──────── SOURCE RECORDS ────────

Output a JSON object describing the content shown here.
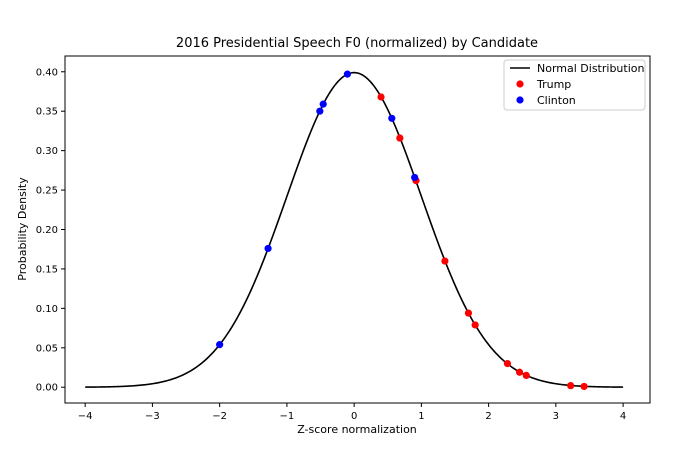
{
  "chart_data": {
    "type": "scatter",
    "title": "2016 Presidential Speech F0 (normalized) by Candidate",
    "xlabel": "Z-score normalization",
    "ylabel": "Probability Density",
    "xlim": [
      -4.3,
      4.4
    ],
    "ylim": [
      -0.02,
      0.42
    ],
    "x_ticks": [
      -4,
      -3,
      -2,
      -1,
      0,
      1,
      2,
      3,
      4
    ],
    "x_tick_labels": [
      "−4",
      "−3",
      "−2",
      "−1",
      "0",
      "1",
      "2",
      "3",
      "4"
    ],
    "y_ticks": [
      0.0,
      0.05,
      0.1,
      0.15,
      0.2,
      0.25,
      0.3,
      0.35,
      0.4
    ],
    "y_tick_labels": [
      "0.00",
      "0.05",
      "0.10",
      "0.15",
      "0.20",
      "0.25",
      "0.30",
      "0.35",
      "0.40"
    ],
    "grid": false,
    "legend_position": "top-right",
    "curve": {
      "name": "Normal Distribution",
      "color": "#000000",
      "x_range": [
        -4,
        4
      ],
      "mean": 0,
      "std": 1
    },
    "series": [
      {
        "name": "Trump",
        "color": "#ff0000",
        "points": [
          {
            "x": 0.4,
            "y": 0.368
          },
          {
            "x": 0.68,
            "y": 0.316
          },
          {
            "x": 0.92,
            "y": 0.262
          },
          {
            "x": 1.35,
            "y": 0.16
          },
          {
            "x": 1.7,
            "y": 0.094
          },
          {
            "x": 1.8,
            "y": 0.079
          },
          {
            "x": 2.28,
            "y": 0.03
          },
          {
            "x": 2.46,
            "y": 0.019
          },
          {
            "x": 2.56,
            "y": 0.015
          },
          {
            "x": 3.22,
            "y": 0.002
          },
          {
            "x": 3.42,
            "y": 0.001
          }
        ]
      },
      {
        "name": "Clinton",
        "color": "#0000ff",
        "points": [
          {
            "x": -2.0,
            "y": 0.054
          },
          {
            "x": -1.28,
            "y": 0.176
          },
          {
            "x": -0.51,
            "y": 0.35
          },
          {
            "x": -0.46,
            "y": 0.359
          },
          {
            "x": -0.1,
            "y": 0.397
          },
          {
            "x": 0.56,
            "y": 0.341
          },
          {
            "x": 0.9,
            "y": 0.266
          }
        ]
      }
    ]
  }
}
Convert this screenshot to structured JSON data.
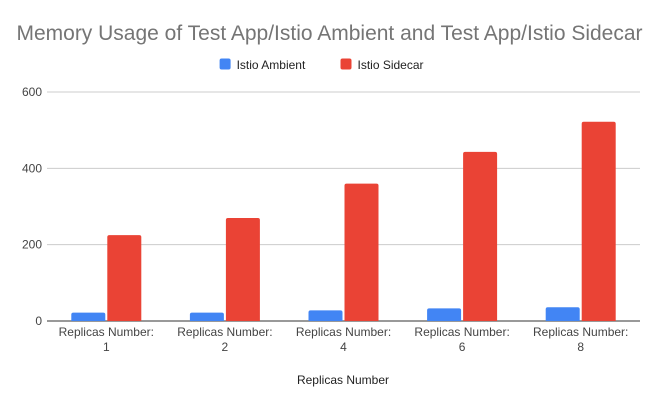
{
  "chart_data": {
    "type": "bar",
    "title": "Memory Usage of Test App/Istio Ambient and Test App/Istio Sidecar",
    "xlabel": "Replicas Number",
    "ylabel": "",
    "categories": [
      [
        "Replicas Number:",
        "1"
      ],
      [
        "Replicas Number:",
        "2"
      ],
      [
        "Replicas Number:",
        "4"
      ],
      [
        "Replicas Number:",
        "6"
      ],
      [
        "Replicas Number:",
        "8"
      ]
    ],
    "series": [
      {
        "name": "Istio Ambient",
        "color": "#4285f4",
        "values": [
          22,
          22,
          28,
          33,
          36
        ]
      },
      {
        "name": "Istio Sidecar",
        "color": "#ea4335",
        "values": [
          225,
          270,
          360,
          443,
          522
        ]
      }
    ],
    "ylim": [
      0,
      600
    ],
    "yticks": [
      0,
      200,
      400,
      600
    ],
    "grid": true,
    "legend_position": "top-center"
  }
}
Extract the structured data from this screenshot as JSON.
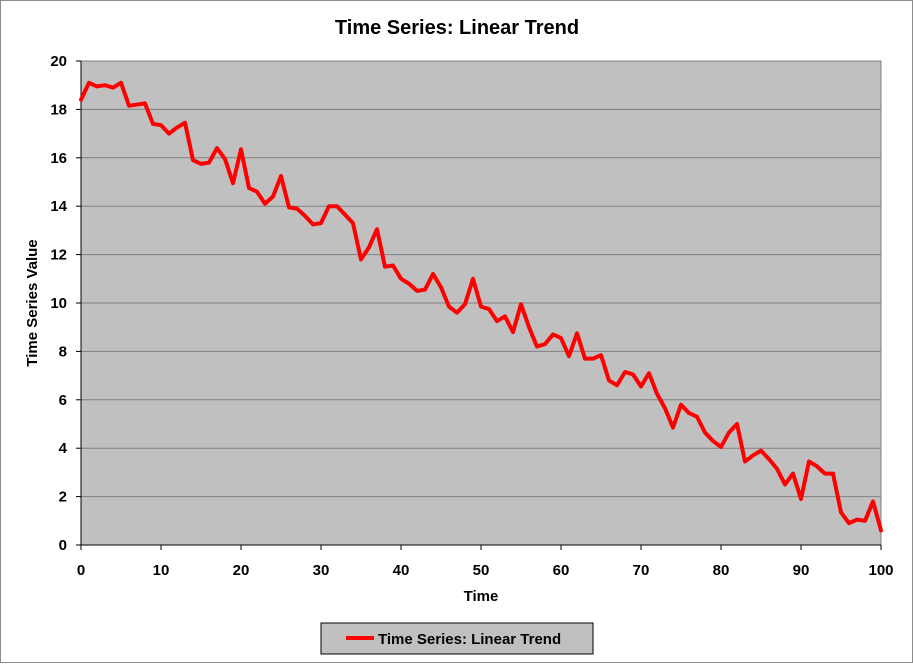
{
  "chart_data": {
    "type": "line",
    "title": "Time Series: Linear Trend",
    "xlabel": "Time",
    "ylabel": "Time Series Value",
    "xlim": [
      0,
      100
    ],
    "ylim": [
      0,
      20
    ],
    "x_ticks": [
      0,
      10,
      20,
      30,
      40,
      50,
      60,
      70,
      80,
      90,
      100
    ],
    "y_ticks": [
      0,
      2,
      4,
      6,
      8,
      10,
      12,
      14,
      16,
      18,
      20
    ],
    "grid": "horizontal",
    "plot_background": "#c0c0c0",
    "legend_position": "bottom",
    "series": [
      {
        "name": "Time Series: Linear Trend",
        "color": "#ff0000",
        "x": [
          0,
          1,
          2,
          3,
          4,
          5,
          6,
          7,
          8,
          9,
          10,
          11,
          12,
          13,
          14,
          15,
          16,
          17,
          18,
          19,
          20,
          21,
          22,
          23,
          24,
          25,
          26,
          27,
          28,
          29,
          30,
          31,
          32,
          33,
          34,
          35,
          36,
          37,
          38,
          39,
          40,
          41,
          42,
          43,
          44,
          45,
          46,
          47,
          48,
          49,
          50,
          51,
          52,
          53,
          54,
          55,
          56,
          57,
          58,
          59,
          60,
          61,
          62,
          63,
          64,
          65,
          66,
          67,
          68,
          69,
          70,
          71,
          72,
          73,
          74,
          75,
          76,
          77,
          78,
          79,
          80,
          81,
          82,
          83,
          84,
          85,
          86,
          87,
          88,
          89,
          90,
          91,
          92,
          93,
          94,
          95,
          96,
          97,
          98,
          99,
          100
        ],
        "values": [
          18.4,
          19.1,
          18.95,
          19.0,
          18.9,
          19.1,
          18.15,
          18.2,
          18.25,
          17.4,
          17.35,
          17.0,
          17.25,
          17.45,
          15.9,
          15.75,
          15.8,
          16.4,
          15.95,
          14.95,
          16.35,
          14.75,
          14.6,
          14.1,
          14.4,
          15.25,
          13.95,
          13.9,
          13.6,
          13.25,
          13.3,
          14.0,
          14.0,
          13.65,
          13.3,
          11.8,
          12.3,
          13.05,
          11.5,
          11.55,
          11.0,
          10.8,
          10.5,
          10.55,
          11.2,
          10.65,
          9.85,
          9.6,
          9.95,
          11.0,
          9.85,
          9.75,
          9.25,
          9.45,
          8.8,
          9.95,
          9.0,
          8.2,
          8.3,
          8.7,
          8.55,
          7.8,
          8.75,
          7.7,
          7.7,
          7.85,
          6.8,
          6.6,
          7.15,
          7.05,
          6.55,
          7.1,
          6.25,
          5.65,
          4.85,
          5.8,
          5.45,
          5.3,
          4.65,
          4.3,
          4.05,
          4.65,
          5.0,
          3.45,
          3.7,
          3.9,
          3.55,
          3.15,
          2.5,
          2.95,
          1.9,
          3.45,
          3.25,
          2.95,
          2.95,
          1.35,
          0.9,
          1.05,
          1.0,
          1.8,
          0.6
        ]
      }
    ]
  }
}
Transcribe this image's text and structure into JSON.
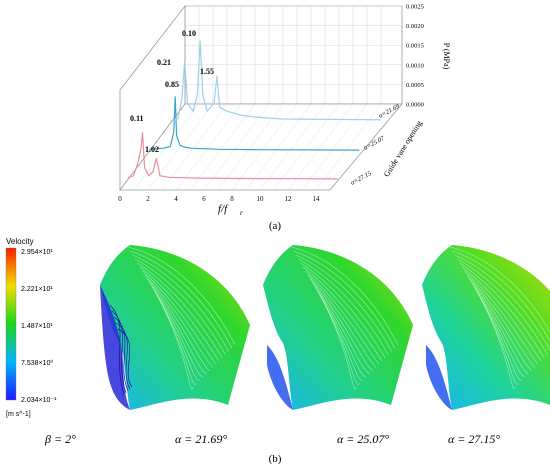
{
  "panel_a": {
    "caption": "(a)",
    "chart_data": {
      "type": "line",
      "projection": "3d-waterfall",
      "xlabel": "f/f",
      "xlabel_sub": "r",
      "zlabel": "P (MPa)",
      "ylabel": "Guide vane opening",
      "x_ticks": [
        "0",
        "2",
        "4",
        "6",
        "8",
        "10",
        "12",
        "14"
      ],
      "z_ticks": [
        "0.0000",
        "0.0005",
        "0.0010",
        "0.0015",
        "0.0020",
        "0.0025"
      ],
      "xlim": [
        0,
        15
      ],
      "zlim": [
        0,
        0.0025
      ],
      "series": [
        {
          "name": "α=27.15",
          "color": "#e88f9c",
          "points": [
            [
              0,
              5e-05
            ],
            [
              0.4,
              0.0001
            ],
            [
              0.7,
              0.0004
            ],
            [
              0.95,
              0.0008
            ],
            [
              1.05,
              0.0012
            ],
            [
              1.2,
              0.0003
            ],
            [
              1.5,
              0.0001
            ],
            [
              1.8,
              0.0002
            ],
            [
              2.04,
              0.00055
            ],
            [
              2.3,
              0.0001
            ],
            [
              3,
              6e-05
            ],
            [
              5,
              4e-05
            ],
            [
              8,
              3e-05
            ],
            [
              15,
              2e-05
            ]
          ]
        },
        {
          "name": "α=25.07",
          "color": "#3aa6c7",
          "points": [
            [
              0,
              5e-05
            ],
            [
              1,
              8e-05
            ],
            [
              1.5,
              0.00012
            ],
            [
              1.75,
              0.0005
            ],
            [
              1.85,
              0.0014
            ],
            [
              1.95,
              0.0004
            ],
            [
              2.2,
              0.00015
            ],
            [
              2.6,
              0.0001
            ],
            [
              3,
              8e-05
            ],
            [
              5,
              5e-05
            ],
            [
              8,
              4e-05
            ],
            [
              15,
              3e-05
            ]
          ]
        },
        {
          "name": "α=21.69",
          "color": "#9fd0ea",
          "points": [
            [
              0,
              5e-05
            ],
            [
              0.5,
              0.0001
            ],
            [
              0.8,
              0.0006
            ],
            [
              1,
              0.0016
            ],
            [
              1.2,
              0.0005
            ],
            [
              1.6,
              0.0003
            ],
            [
              1.9,
              0.0007
            ],
            [
              2.1,
              0.0021
            ],
            [
              2.3,
              0.0007
            ],
            [
              2.6,
              0.0003
            ],
            [
              3.1,
              0.0005
            ],
            [
              3.3,
              0.0012
            ],
            [
              3.5,
              0.0004
            ],
            [
              4,
              0.0003
            ],
            [
              4.5,
              0.00025
            ],
            [
              5,
              0.0002
            ],
            [
              6,
              0.00015
            ],
            [
              8,
              0.0001
            ],
            [
              15,
              8e-05
            ]
          ]
        }
      ],
      "annotations": [
        "0.10",
        "0.21",
        "0.85",
        "1.55",
        "0.11",
        "1.02"
      ]
    }
  },
  "panel_b": {
    "caption": "(b)",
    "colorbar": {
      "title": "Velocity",
      "unit": "[m s^-1]",
      "ticks": [
        "2.954×10¹",
        "2.221×10¹",
        "1.487×10¹",
        "7.538×10⁰",
        "2.034×10⁻¹"
      ]
    },
    "subplots": [
      {
        "label": "β = 2°"
      },
      {
        "label": "α = 21.69°"
      },
      {
        "label": "α = 25.07°"
      },
      {
        "label": "α = 27.15°"
      }
    ]
  }
}
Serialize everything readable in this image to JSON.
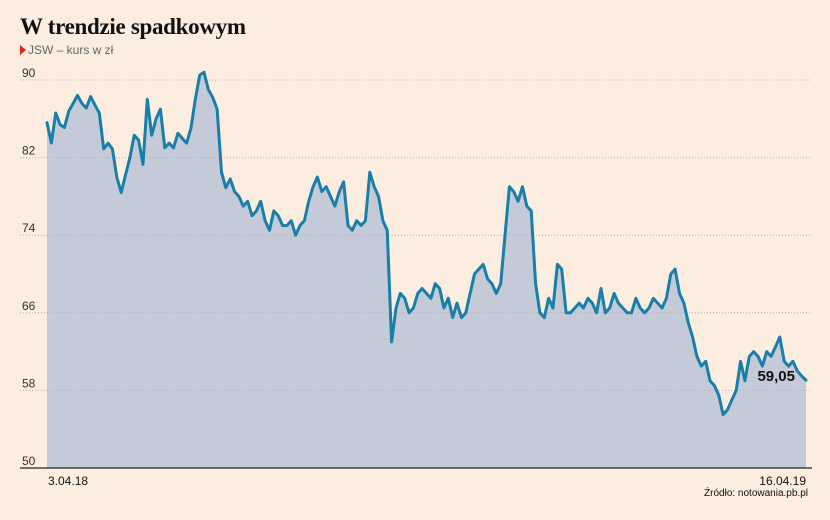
{
  "header": {
    "title": "W trendzie spadkowym",
    "subtitle": "JSW – kurs w zł"
  },
  "footer": {
    "source": "Źródło: notowania.pb.pl"
  },
  "colors": {
    "line": "#1a7fa8",
    "area": "#c5cad8",
    "grid": "#b8b0a8",
    "baseline": "#222222",
    "marker": "#e2231a"
  },
  "chart_data": {
    "type": "area",
    "title": "W trendzie spadkowym",
    "subtitle": "JSW – kurs w zł",
    "xlabel": "",
    "ylabel": "",
    "ylim": [
      50,
      90
    ],
    "yticks": [
      50,
      58,
      66,
      74,
      82,
      90
    ],
    "xlim": [
      "2018-04-03",
      "2019-04-16"
    ],
    "xtick_labels": [
      "3.04.18",
      "16.04.19"
    ],
    "grid": true,
    "last_value_label": "59,05",
    "series": [
      {
        "values": [
          85.6,
          83.5,
          86.6,
          85.4,
          85.1,
          86.8,
          87.6,
          88.4,
          87.6,
          87.1,
          88.3,
          87.4,
          86.6,
          82.9,
          83.5,
          82.9,
          80.0,
          78.4,
          80.2,
          82.0,
          84.3,
          83.8,
          81.3,
          88.0,
          84.3,
          86.0,
          87.0,
          83.0,
          83.5,
          83.0,
          84.5,
          84.0,
          83.5,
          85.0,
          88.0,
          90.5,
          90.8,
          89.0,
          88.2,
          87.0,
          80.5,
          78.9,
          79.8,
          78.5,
          78.0,
          77.0,
          77.5,
          76.0,
          76.5,
          77.5,
          75.5,
          74.5,
          76.5,
          76.0,
          75.0,
          75.0,
          75.5,
          74.0,
          75.0,
          75.5,
          77.5,
          79.0,
          80.0,
          78.5,
          79.0,
          78.0,
          77.0,
          78.5,
          79.5,
          75.0,
          74.5,
          75.5,
          75.0,
          75.5,
          80.5,
          79.0,
          78.0,
          75.5,
          74.5,
          63.0,
          66.5,
          68.0,
          67.5,
          66.0,
          66.5,
          68.0,
          68.5,
          68.0,
          67.5,
          69.0,
          68.5,
          66.5,
          67.5,
          65.5,
          67.0,
          65.5,
          66.0,
          68.0,
          70.0,
          70.5,
          71.0,
          69.5,
          69.0,
          68.0,
          69.0,
          74.0,
          79.0,
          78.5,
          77.5,
          79.0,
          77.0,
          76.5,
          69.0,
          66.0,
          65.5,
          67.5,
          66.5,
          71.0,
          70.5,
          66.0,
          66.0,
          66.5,
          67.0,
          66.5,
          67.5,
          67.0,
          66.0,
          68.5,
          66.0,
          66.5,
          68.0,
          67.0,
          66.5,
          66.0,
          66.0,
          67.5,
          66.5,
          66.0,
          66.5,
          67.5,
          67.0,
          66.5,
          67.5,
          70.0,
          70.5,
          68.0,
          67.0,
          65.0,
          63.5,
          61.5,
          60.5,
          61.0,
          59.0,
          58.5,
          57.5,
          55.5,
          56.0,
          57.0,
          58.0,
          61.0,
          59.0,
          61.5,
          62.0,
          61.5,
          60.5,
          62.0,
          61.5,
          62.5,
          63.5,
          61.0,
          60.5,
          61.0,
          60.0,
          59.5,
          59.05
        ]
      }
    ]
  }
}
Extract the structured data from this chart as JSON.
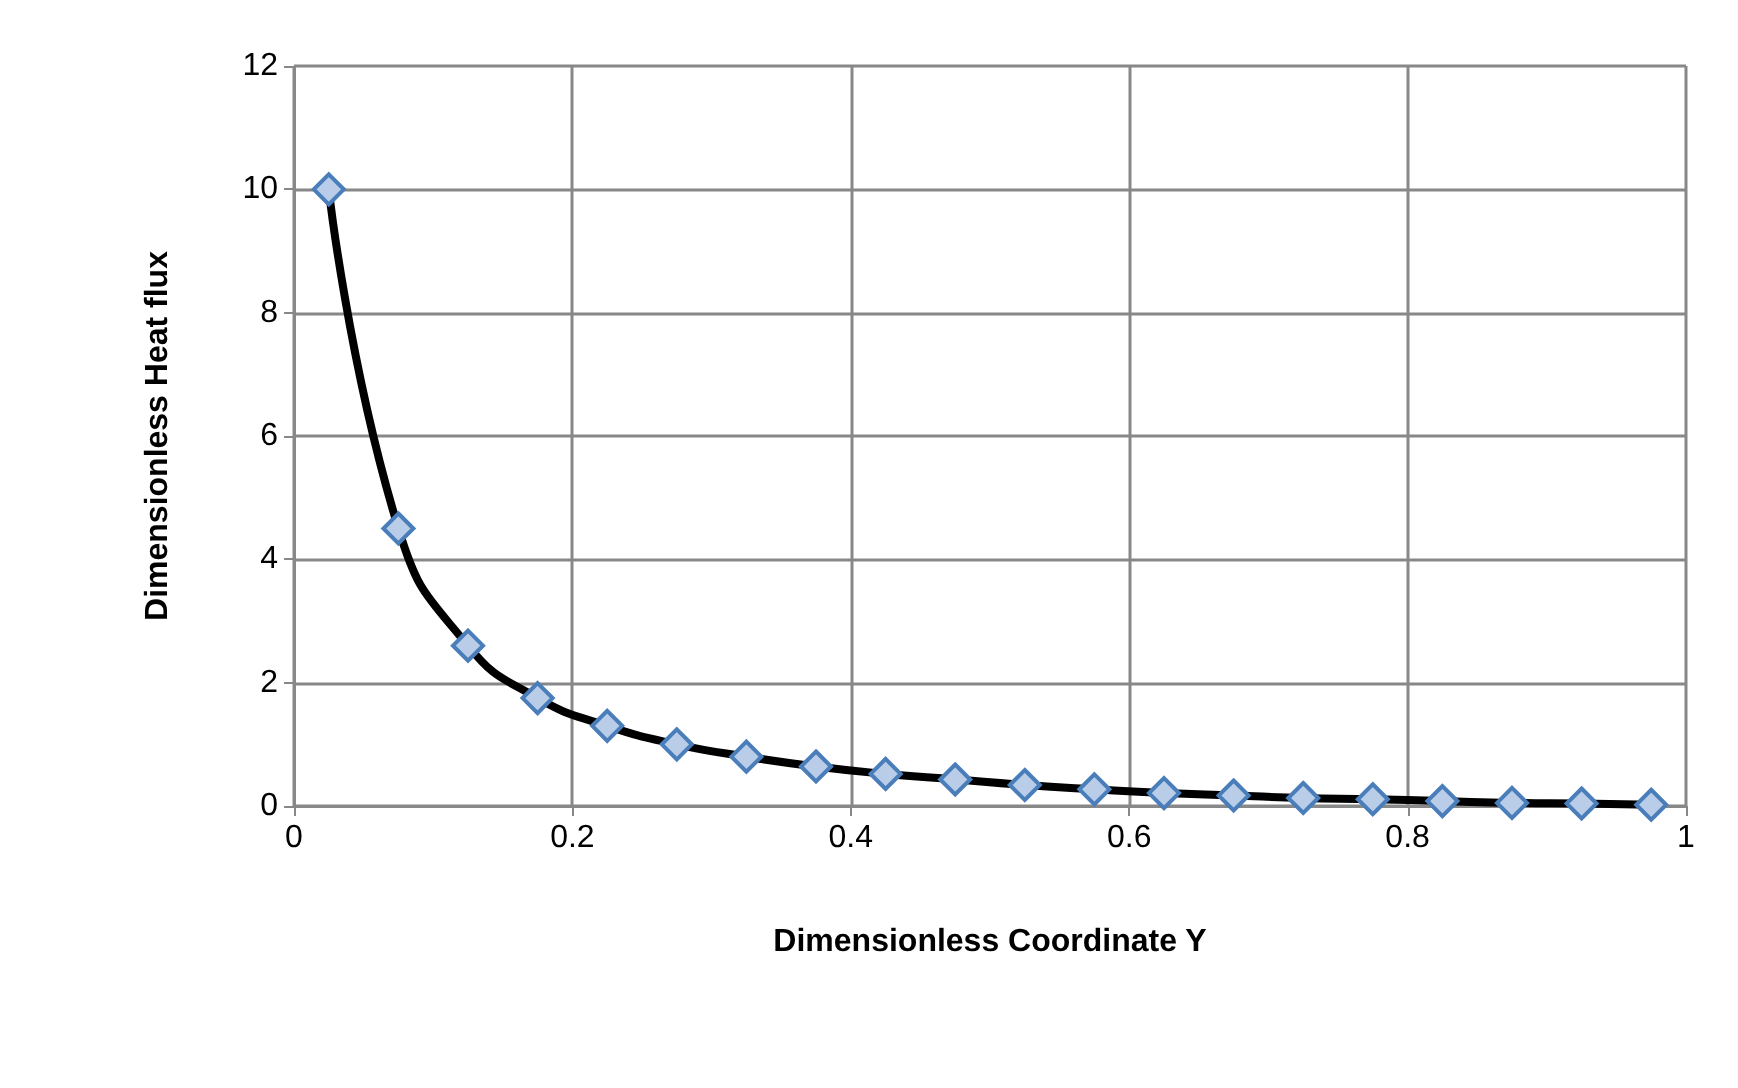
{
  "chart_data": {
    "type": "line",
    "xlabel": "Dimensionless Coordinate Y",
    "ylabel": "Dimensionless Heat flux",
    "x": [
      0.025,
      0.075,
      0.125,
      0.175,
      0.225,
      0.275,
      0.325,
      0.375,
      0.425,
      0.475,
      0.525,
      0.575,
      0.625,
      0.675,
      0.725,
      0.775,
      0.825,
      0.875,
      0.925,
      0.975
    ],
    "series": [
      {
        "color": "#000000",
        "values": [
          10,
          4.5,
          2.6,
          1.75,
          1.3,
          1.0,
          0.8,
          0.64,
          0.52,
          0.43,
          0.34,
          0.27,
          0.21,
          0.17,
          0.13,
          0.11,
          0.08,
          0.05,
          0.04,
          0.02
        ]
      }
    ],
    "xlim": [
      0,
      1
    ],
    "xticks": [
      0,
      0.2,
      0.4,
      0.6,
      0.8,
      1
    ],
    "ylim": [
      0,
      12
    ],
    "yticks": [
      0,
      2,
      4,
      6,
      8,
      10,
      12
    ],
    "grid": true,
    "marker": "diamond",
    "line_style": "solid"
  }
}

────────

WORK REQUIRED:
Find all lines holding the string "Istio" and copy them.

THE RESPONSE:
    "title": "Memory Usage of Test App/Istio Ambient and Test App/Istio Sidecar",
        "name": "Istio Ambient",
        "name": "Istio Sidecar",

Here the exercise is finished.